Beneath this sentence is a set of records; write each of them out exactly.

— BEGIN AVAILABLE DATA —

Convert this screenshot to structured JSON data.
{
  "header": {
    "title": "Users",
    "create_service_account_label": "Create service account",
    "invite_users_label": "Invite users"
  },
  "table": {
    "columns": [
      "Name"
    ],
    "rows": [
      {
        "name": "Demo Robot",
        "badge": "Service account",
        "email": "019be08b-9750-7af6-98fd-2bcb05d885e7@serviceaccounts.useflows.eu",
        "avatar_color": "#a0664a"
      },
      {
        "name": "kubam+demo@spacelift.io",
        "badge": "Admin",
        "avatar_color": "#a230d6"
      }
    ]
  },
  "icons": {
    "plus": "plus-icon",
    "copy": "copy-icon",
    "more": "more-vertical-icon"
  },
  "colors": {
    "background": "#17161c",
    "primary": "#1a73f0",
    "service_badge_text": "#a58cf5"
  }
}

— END AVAILABLE DATA —

• [SOLUTION BELOW]:
Convert this screenshot to structured JSON data.
{
  "header": {
    "title": "Users",
    "create_service_account_label": "Create service account",
    "invite_users_label": "Invite users"
  },
  "table": {
    "columns": [
      "Name"
    ],
    "rows": [
      {
        "name": "Demo Robot",
        "badge": "Service account",
        "email": "019be08b-9750-7af6-98fd-2bcb05d885e7@serviceaccounts.useflows.eu",
        "avatar_color": "#a0664a"
      },
      {
        "name": "kubam+demo@spacelift.io",
        "badge": "Admin",
        "avatar_color": "#a230d6"
      }
    ]
  },
  "icons": {
    "plus": "plus-icon",
    "copy": "copy-icon",
    "more": "more-vertical-icon"
  },
  "colors": {
    "background": "#17161c",
    "primary": "#1a73f0",
    "service_badge_text": "#a58cf5"
  }
}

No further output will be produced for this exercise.